Task objective: Gather all lines in the entries that include the word "Cédula".

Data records
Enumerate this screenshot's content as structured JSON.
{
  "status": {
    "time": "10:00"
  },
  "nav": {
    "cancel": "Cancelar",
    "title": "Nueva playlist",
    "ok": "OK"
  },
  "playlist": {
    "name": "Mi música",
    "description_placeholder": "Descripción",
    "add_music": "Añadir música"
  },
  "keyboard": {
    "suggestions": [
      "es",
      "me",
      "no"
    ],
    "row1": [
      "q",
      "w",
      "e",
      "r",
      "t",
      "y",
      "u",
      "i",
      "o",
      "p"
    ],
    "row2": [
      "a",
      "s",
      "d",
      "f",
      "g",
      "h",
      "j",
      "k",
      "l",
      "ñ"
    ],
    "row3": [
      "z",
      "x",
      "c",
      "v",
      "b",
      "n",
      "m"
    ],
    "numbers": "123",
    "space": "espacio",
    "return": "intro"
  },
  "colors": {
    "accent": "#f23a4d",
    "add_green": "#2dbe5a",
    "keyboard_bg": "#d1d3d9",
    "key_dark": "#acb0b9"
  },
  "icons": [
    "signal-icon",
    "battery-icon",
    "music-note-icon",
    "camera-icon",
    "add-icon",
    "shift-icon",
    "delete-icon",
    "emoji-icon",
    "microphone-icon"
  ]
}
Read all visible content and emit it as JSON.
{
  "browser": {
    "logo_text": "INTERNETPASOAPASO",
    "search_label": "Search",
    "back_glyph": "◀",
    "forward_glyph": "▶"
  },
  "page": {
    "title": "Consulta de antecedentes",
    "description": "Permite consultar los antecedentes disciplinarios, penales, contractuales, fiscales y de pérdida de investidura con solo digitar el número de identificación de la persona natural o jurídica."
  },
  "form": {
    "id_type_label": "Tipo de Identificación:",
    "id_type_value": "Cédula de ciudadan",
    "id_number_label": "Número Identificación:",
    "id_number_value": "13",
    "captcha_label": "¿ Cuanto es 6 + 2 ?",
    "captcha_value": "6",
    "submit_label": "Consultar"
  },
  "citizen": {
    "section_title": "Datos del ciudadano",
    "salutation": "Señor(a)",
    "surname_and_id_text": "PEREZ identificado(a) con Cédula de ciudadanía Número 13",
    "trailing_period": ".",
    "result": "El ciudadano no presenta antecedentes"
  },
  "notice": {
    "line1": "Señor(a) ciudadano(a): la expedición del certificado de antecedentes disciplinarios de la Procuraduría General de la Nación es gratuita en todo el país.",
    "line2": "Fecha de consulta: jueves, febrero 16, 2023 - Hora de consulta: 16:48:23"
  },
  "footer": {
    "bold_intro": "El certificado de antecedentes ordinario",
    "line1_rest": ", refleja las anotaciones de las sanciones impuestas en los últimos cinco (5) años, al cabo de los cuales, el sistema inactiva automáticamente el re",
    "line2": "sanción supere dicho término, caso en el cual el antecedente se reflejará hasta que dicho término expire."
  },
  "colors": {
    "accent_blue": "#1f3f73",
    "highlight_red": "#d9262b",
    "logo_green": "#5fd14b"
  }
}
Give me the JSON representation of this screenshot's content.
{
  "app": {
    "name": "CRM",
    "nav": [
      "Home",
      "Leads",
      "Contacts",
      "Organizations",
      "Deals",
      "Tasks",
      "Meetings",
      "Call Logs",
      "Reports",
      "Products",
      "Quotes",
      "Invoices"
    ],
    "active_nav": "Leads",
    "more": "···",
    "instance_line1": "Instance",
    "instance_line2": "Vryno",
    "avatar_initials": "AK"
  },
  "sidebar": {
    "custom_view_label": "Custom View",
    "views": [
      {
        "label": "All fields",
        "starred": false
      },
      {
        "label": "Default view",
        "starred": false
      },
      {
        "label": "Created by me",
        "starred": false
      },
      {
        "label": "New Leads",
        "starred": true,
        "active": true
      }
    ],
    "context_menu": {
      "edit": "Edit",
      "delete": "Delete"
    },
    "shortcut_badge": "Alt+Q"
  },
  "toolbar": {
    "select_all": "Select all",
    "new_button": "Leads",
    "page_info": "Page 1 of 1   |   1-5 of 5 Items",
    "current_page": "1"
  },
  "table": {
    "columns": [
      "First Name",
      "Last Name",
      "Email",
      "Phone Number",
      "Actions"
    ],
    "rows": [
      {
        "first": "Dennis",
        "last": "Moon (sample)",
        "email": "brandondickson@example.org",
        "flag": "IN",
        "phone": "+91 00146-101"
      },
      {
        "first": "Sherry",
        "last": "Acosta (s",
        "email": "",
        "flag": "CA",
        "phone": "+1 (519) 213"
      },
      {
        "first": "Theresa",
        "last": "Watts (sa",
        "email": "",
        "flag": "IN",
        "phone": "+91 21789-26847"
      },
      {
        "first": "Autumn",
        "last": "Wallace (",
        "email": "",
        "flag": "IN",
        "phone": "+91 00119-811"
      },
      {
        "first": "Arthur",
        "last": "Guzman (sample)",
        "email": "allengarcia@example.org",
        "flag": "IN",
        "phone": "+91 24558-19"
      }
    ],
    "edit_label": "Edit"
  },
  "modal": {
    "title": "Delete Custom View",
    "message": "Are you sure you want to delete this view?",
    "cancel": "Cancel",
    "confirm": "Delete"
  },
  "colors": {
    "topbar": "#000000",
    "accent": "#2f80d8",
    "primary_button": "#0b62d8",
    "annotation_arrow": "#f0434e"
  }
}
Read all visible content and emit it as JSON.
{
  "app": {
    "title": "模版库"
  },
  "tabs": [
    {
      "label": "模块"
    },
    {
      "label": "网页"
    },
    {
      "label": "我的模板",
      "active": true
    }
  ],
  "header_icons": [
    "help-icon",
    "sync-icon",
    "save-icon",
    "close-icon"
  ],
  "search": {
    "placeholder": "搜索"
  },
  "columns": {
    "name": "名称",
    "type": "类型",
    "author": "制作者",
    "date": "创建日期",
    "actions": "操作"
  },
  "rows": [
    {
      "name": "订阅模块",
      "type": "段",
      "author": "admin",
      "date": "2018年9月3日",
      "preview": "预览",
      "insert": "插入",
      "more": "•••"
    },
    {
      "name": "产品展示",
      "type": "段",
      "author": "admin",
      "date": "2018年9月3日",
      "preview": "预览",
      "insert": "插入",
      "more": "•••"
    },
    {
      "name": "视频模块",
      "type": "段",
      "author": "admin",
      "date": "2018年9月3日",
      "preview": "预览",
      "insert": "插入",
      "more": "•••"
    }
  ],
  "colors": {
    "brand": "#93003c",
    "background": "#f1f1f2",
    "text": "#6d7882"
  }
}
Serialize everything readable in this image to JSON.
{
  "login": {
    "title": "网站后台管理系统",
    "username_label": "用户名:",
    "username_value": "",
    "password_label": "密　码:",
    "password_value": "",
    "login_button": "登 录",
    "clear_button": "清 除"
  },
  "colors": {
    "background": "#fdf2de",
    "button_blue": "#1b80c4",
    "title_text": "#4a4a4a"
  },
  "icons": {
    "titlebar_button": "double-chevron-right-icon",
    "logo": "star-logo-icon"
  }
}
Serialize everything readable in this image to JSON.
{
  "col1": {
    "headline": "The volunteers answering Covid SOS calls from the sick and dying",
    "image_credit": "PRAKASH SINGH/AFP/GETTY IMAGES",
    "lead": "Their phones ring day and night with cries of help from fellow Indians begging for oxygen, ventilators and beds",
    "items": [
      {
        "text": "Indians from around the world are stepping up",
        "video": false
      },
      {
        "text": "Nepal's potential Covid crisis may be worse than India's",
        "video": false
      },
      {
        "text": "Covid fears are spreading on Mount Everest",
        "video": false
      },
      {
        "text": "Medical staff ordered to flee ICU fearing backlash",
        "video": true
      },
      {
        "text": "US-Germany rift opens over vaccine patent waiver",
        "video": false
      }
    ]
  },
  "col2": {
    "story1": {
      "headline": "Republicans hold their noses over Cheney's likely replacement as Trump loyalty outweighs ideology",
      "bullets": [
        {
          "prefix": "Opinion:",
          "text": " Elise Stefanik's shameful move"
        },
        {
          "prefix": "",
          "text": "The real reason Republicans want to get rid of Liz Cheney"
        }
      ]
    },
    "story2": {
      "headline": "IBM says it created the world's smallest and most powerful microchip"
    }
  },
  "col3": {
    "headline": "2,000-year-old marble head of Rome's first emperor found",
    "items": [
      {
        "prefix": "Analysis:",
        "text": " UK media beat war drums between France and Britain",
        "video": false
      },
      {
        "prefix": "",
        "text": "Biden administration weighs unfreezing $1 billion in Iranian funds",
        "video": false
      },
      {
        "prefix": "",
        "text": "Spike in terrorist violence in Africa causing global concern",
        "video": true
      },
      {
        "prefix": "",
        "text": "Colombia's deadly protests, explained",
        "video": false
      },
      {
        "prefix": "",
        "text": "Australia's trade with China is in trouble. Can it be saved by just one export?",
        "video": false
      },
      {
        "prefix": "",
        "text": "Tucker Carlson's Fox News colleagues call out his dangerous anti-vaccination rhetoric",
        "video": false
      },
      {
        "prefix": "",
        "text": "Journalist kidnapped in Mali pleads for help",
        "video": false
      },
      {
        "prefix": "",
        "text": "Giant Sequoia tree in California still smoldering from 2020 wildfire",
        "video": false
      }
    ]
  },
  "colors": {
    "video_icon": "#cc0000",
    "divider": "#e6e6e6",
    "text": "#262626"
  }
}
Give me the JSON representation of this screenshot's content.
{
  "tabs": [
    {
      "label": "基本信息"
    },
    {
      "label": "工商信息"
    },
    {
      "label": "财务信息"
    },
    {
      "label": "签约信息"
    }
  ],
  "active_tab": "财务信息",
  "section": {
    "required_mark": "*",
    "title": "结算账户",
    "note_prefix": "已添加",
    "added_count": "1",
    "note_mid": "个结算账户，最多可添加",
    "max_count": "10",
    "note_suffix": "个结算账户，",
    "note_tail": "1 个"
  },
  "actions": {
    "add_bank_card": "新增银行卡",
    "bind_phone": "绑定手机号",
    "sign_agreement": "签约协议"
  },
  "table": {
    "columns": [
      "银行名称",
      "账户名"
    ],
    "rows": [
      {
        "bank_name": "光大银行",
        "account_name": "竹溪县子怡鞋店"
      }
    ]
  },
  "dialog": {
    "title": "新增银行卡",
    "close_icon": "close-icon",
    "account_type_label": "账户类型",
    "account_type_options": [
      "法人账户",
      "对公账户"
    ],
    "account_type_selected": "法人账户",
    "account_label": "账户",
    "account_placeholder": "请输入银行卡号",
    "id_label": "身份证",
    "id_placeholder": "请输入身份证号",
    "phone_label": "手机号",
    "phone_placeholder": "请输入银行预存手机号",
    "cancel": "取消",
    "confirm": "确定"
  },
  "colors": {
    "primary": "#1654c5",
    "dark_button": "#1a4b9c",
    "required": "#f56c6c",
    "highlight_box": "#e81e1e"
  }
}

Output below:
    "id_type_value": "Cédula de ciudadan",
    "surname_and_id_text": "PEREZ identificado(a) con Cédula de ciudadanía Número 13",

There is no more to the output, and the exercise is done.